▶ Given data
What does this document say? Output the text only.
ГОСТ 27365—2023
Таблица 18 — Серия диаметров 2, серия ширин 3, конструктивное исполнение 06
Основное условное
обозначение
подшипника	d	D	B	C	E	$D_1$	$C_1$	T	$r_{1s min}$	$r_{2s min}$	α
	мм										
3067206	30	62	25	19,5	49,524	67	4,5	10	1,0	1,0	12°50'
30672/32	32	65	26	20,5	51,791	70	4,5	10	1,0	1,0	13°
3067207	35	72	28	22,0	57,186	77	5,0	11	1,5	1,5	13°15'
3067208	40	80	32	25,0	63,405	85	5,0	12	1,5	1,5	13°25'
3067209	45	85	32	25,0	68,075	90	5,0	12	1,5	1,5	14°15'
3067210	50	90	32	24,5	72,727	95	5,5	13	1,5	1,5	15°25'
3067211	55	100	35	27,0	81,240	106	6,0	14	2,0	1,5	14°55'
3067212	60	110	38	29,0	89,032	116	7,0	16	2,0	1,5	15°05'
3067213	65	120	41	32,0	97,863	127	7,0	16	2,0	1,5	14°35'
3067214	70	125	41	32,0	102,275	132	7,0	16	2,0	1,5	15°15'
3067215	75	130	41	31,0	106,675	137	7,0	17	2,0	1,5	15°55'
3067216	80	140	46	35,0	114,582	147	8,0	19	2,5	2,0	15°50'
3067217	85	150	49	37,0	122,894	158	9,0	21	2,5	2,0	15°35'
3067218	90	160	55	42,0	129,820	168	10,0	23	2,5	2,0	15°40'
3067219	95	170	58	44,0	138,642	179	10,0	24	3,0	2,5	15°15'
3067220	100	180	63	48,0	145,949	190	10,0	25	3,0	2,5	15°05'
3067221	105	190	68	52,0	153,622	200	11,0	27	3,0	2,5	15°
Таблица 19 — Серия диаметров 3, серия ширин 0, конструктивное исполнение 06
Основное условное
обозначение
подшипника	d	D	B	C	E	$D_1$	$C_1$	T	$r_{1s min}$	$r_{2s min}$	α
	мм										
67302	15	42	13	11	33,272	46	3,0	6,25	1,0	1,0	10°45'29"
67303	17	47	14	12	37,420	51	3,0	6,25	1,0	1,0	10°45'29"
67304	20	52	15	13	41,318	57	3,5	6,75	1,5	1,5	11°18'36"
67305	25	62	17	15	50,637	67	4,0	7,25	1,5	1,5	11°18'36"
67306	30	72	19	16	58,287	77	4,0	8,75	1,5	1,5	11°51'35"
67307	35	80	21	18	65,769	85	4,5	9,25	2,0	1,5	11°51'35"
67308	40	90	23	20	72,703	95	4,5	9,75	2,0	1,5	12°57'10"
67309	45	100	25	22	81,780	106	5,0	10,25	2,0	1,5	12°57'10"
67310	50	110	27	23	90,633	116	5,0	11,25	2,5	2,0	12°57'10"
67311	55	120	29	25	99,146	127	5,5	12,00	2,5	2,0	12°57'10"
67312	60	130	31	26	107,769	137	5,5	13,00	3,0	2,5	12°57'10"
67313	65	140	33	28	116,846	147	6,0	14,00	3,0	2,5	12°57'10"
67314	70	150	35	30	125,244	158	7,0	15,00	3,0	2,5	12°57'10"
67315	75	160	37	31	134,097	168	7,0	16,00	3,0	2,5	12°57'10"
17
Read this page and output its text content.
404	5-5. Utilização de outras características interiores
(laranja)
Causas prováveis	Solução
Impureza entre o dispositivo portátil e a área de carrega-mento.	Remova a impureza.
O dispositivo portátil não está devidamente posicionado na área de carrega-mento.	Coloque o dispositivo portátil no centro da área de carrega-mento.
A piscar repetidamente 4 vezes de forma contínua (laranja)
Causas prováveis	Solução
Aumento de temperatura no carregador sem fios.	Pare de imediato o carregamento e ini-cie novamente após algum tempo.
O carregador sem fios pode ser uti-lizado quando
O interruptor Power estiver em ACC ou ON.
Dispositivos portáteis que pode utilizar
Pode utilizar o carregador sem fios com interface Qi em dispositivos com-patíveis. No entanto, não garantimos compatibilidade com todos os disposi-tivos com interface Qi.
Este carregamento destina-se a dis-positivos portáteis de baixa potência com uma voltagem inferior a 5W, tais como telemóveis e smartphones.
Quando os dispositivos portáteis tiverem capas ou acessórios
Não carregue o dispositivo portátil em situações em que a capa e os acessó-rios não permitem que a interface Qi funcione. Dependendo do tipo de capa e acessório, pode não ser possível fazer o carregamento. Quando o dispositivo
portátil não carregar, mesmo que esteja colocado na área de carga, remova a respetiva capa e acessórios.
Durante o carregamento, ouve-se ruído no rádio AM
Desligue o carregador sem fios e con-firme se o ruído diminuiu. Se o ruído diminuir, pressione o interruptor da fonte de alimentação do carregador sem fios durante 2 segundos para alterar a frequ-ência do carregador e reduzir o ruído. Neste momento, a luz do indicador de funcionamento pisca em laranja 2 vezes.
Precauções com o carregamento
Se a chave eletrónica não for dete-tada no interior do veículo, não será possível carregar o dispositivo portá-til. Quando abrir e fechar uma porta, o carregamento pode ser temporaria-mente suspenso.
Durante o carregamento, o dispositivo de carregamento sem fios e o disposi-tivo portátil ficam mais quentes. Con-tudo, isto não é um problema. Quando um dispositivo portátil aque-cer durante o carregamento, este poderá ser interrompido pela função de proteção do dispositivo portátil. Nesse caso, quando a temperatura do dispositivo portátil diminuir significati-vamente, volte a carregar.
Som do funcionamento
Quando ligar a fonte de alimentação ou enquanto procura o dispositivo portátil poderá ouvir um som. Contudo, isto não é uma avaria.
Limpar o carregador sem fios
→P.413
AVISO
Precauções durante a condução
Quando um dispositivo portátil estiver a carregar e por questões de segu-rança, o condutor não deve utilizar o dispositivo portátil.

▶ Task description
Make an exact copy of every line in the data.

▶ Result
What does this document say? Output the text only.
ГОСТ 27365—2023
Таблица 18 — Серия диаметров 2, серия ширин 3, конструктивное исполнение 06
Основное условное
обозначение
подшипника	d	D	B	C	E	$D_1$	$C_1$	T	$r_{1s min}$	$r_{2s min}$	α
	мм										
3067206	30	62	25	19,5	49,524	67	4,5	10	1,0	1,0	12°50'
30672/32	32	65	26	20,5	51,791	70	4,5	10	1,0	1,0	13°
3067207	35	72	28	22,0	57,186	77	5,0	11	1,5	1,5	13°15'
3067208	40	80	32	25,0	63,405	85	5,0	12	1,5	1,5	13°25'
3067209	45	85	32	25,0	68,075	90	5,0	12	1,5	1,5	14°15'
3067210	50	90	32	24,5	72,727	95	5,5	13	1,5	1,5	15°25'
3067211	55	100	35	27,0	81,240	106	6,0	14	2,0	1,5	14°55'
3067212	60	110	38	29,0	89,032	116	7,0	16	2,0	1,5	15°05'
3067213	65	120	41	32,0	97,863	127	7,0	16	2,0	1,5	14°35'
3067214	70	125	41	32,0	102,275	132	7,0	16	2,0	1,5	15°15'
3067215	75	130	41	31,0	106,675	137	7,0	17	2,0	1,5	15°55'
3067216	80	140	46	35,0	114,582	147	8,0	19	2,5	2,0	15°50'
3067217	85	150	49	37,0	122,894	158	9,0	21	2,5	2,0	15°35'
3067218	90	160	55	42,0	129,820	168	10,0	23	2,5	2,0	15°40'
3067219	95	170	58	44,0	138,642	179	10,0	24	3,0	2,5	15°15'
3067220	100	180	63	48,0	145,949	190	10,0	25	3,0	2,5	15°05'
3067221	105	190	68	52,0	153,622	200	11,0	27	3,0	2,5	15°
Таблица 19 — Серия диаметров 3, серия ширин 0, конструктивное исполнение 06
Основное условное
обозначение
подшипника	d	D	B	C	E	$D_1$	$C_1$	T	$r_{1s min}$	$r_{2s min}$	α
	мм										
67302	15	42	13	11	33,272	46	3,0	6,25	1,0	1,0	10°45'29"
67303	17	47	14	12	37,420	51	3,0	6,25	1,0	1,0	10°45'29"
67304	20	52	15	13	41,318	57	3,5	6,75	1,5	1,5	11°18'36"
67305	25	62	17	15	50,637	67	4,0	7,25	1,5	1,5	11°18'36"
67306	30	72	19	16	58,287	77	4,0	8,75	1,5	1,5	11°51'35"
67307	35	80	21	18	65,769	85	4,5	9,25	2,0	1,5	11°51'35"
67308	40	90	23	20	72,703	95	4,5	9,75	2,0	1,5	12°57'10"
67309	45	100	25	22	81,780	106	5,0	10,25	2,0	1,5	12°57'10"
67310	50	110	27	23	90,633	116	5,0	11,25	2,5	2,0	12°57'10"
67311	55	120	29	25	99,146	127	5,5	12,00	2,5	2,0	12°57'10"
67312	60	130	31	26	107,769	137	5,5	13,00	3,0	2,5	12°57'10"
67313	65	140	33	28	116,846	147	6,0	14,00	3,0	2,5	12°57'10"
67314	70	150	35	30	125,244	158	7,0	15,00	3,0	2,5	12°57'10"
67315	75	160	37	31	134,097	168	7,0	16,00	3,0	2,5	12°57'10"
17
Read this page and output its text content.
404	5-5. Utilização de outras características interiores
(laranja)
Causas prováveis	Solução
Impureza entre o dispositivo portátil e a área de carrega-mento.	Remova a impureza.
O dispositivo portátil não está devidamente posicionado na área de carrega-mento.	Coloque o dispositivo portátil no centro da área de carrega-mento.
A piscar repetidamente 4 vezes de forma contínua (laranja)
Causas prováveis	Solução
Aumento de temperatura no carregador sem fios.	Pare de imediato o carregamento e ini-cie novamente após algum tempo.
O carregador sem fios pode ser uti-lizado quando
O interruptor Power estiver em ACC ou ON.
Dispositivos portáteis que pode utilizar
Pode utilizar o carregador sem fios com interface Qi em dispositivos com-patíveis. No entanto, não garantimos compatibilidade com todos os disposi-tivos com interface Qi.
Este carregamento destina-se a dis-positivos portáteis de baixa potência com uma voltagem inferior a 5W, tais como telemóveis e smartphones.
Quando os dispositivos portáteis tiverem capas ou acessórios
Não carregue o dispositivo portátil em situações em que a capa e os acessó-rios não permitem que a interface Qi funcione. Dependendo do tipo de capa e acessório, pode não ser possível fazer o carregamento. Quando o dispositivo
portátil não carregar, mesmo que esteja colocado na área de carga, remova a respetiva capa e acessórios.
Durante o carregamento, ouve-se ruído no rádio AM
Desligue o carregador sem fios e con-firme se o ruído diminuiu. Se o ruído diminuir, pressione o interruptor da fonte de alimentação do carregador sem fios durante 2 segundos para alterar a frequ-ência do carregador e reduzir o ruído. Neste momento, a luz do indicador de funcionamento pisca em laranja 2 vezes.
Precauções com o carregamento
Se a chave eletrónica não for dete-tada no interior do veículo, não será possível carregar o dispositivo portá-til. Quando abrir e fechar uma porta, o carregamento pode ser temporaria-mente suspenso.
Durante o carregamento, o dispositivo de carregamento sem fios e o disposi-tivo portátil ficam mais quentes. Con-tudo, isto não é um problema. Quando um dispositivo portátil aque-cer durante o carregamento, este poderá ser interrompido pela função de proteção do dispositivo portátil. Nesse caso, quando a temperatura do dispositivo portátil diminuir significati-vamente, volte a carregar.
Som do funcionamento
Quando ligar a fonte de alimentação ou enquanto procura o dispositivo portátil poderá ouvir um som. Contudo, isto não é uma avaria.
Limpar o carregador sem fios
→P.413
AVISO
Precauções durante a condução
Quando um dispositivo portátil estiver a carregar e por questões de segu-rança, o condutor não deve utilizar o dispositivo portátil.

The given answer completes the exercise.